━━━ Data provided

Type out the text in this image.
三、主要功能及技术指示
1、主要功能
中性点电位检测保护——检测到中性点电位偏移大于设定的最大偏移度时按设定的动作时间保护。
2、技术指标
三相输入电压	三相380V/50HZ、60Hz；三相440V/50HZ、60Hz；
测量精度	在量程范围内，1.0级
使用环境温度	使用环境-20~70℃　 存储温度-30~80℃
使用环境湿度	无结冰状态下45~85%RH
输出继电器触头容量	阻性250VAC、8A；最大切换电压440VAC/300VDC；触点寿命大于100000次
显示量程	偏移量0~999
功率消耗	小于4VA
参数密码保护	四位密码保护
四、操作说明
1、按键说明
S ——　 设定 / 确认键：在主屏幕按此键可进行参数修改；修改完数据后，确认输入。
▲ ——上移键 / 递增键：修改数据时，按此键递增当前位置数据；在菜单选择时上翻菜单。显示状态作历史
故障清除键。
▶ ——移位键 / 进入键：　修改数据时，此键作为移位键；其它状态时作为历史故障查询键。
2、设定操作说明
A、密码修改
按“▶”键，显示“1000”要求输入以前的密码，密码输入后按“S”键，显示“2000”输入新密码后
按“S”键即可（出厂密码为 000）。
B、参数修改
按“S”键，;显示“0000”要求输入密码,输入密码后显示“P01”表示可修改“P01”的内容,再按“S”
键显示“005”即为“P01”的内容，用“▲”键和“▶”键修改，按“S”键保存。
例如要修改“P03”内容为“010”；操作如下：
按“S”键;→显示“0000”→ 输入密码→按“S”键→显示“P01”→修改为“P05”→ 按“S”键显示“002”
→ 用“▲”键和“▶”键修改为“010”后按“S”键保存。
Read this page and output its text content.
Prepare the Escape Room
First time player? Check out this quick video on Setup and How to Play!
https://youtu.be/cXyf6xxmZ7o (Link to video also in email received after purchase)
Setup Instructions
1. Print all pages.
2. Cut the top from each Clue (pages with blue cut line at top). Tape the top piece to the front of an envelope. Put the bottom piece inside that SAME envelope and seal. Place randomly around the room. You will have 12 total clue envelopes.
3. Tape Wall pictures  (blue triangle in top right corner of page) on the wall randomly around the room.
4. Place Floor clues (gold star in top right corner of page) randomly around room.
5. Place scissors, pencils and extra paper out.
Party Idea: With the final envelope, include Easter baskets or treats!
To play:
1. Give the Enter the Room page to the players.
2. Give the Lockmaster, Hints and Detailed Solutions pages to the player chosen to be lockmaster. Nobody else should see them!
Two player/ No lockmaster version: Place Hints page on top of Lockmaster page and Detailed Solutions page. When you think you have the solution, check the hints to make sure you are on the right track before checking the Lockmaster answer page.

━━━━━━

Identify the lines of the entries containing the string "corner". Copy each such line.

3. Tape Wall pictures  (blue triangle in top right corner of page) on the wall randomly around the room.
4. Place Floor clues (gold star in top right corner of page) randomly around room.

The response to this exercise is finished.